**REQUIRED WORK**.
In how many lines of the listing below does "algunas" appear? Give only the figure.

** Opening SUPPLIED MATERIAL block **

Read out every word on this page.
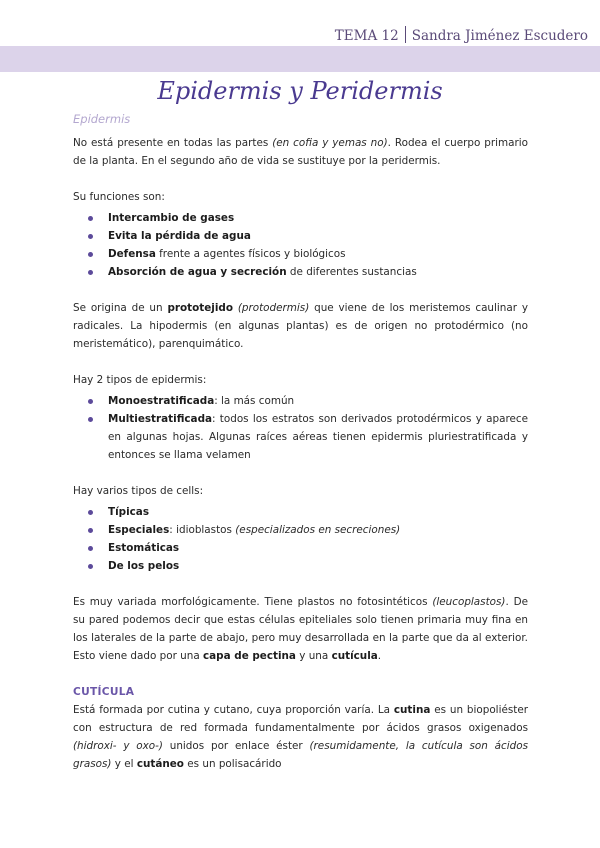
TEMA 12 Sandra Jiménez Escudero
Epidermis y Peridermis
Epidermis

No está presente en todas las partes (en cofia y yemas no). Rodea el cuerpo primario de la planta. En el segundo año de vida se sustituye por la peridermis.

Su funciones son:

Intercambio de gases
Evita la pérdida de agua
Defensa frente a agentes físicos y biológicos
Absorción de agua y secreción de diferentes sustancias

Se origina de un prototejido (protodermis) que viene de los meristemos caulinar y radicales. La hipodermis (en algunas plantas) es de origen no protodérmico (no meristemático), parenquimático.

Hay 2 tipos de epidermis:

Monoestratificada: la más común
Multiestratificada: todos los estratos son derivados protodérmicos y aparece en algunas hojas. Algunas raíces aéreas tienen epidermis pluriestratificada y entonces se llama velamen

Hay varios tipos de cells:

Típicas
Especiales: idioblastos (especializados en secreciones)
Estomáticas
De los pelos

Es muy variada morfológicamente. Tiene plastos no fotosintéticos (leucoplastos). De su pared podemos decir que estas células epiteliales solo tienen primaria muy fina en los laterales de la parte de abajo, pero muy desarrollada en la parte que da al exterior. Esto viene dado por una capa de pectina y una cutícula.

CUTÍCULA

Está formada por cutina y cutano, cuya proporción varía. La cutina es un biopoliéster con estructura de red formada fundamentalmente por ácidos grasos oxigenados (hidroxi- y oxo-) unidos por enlace éster (resumidamente, la cutícula son ácidos grasos) y el cutáneo es un polisacárido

** Closing SUPPLIED MATERIAL block **

**EXERCISE OUTPUT**.
2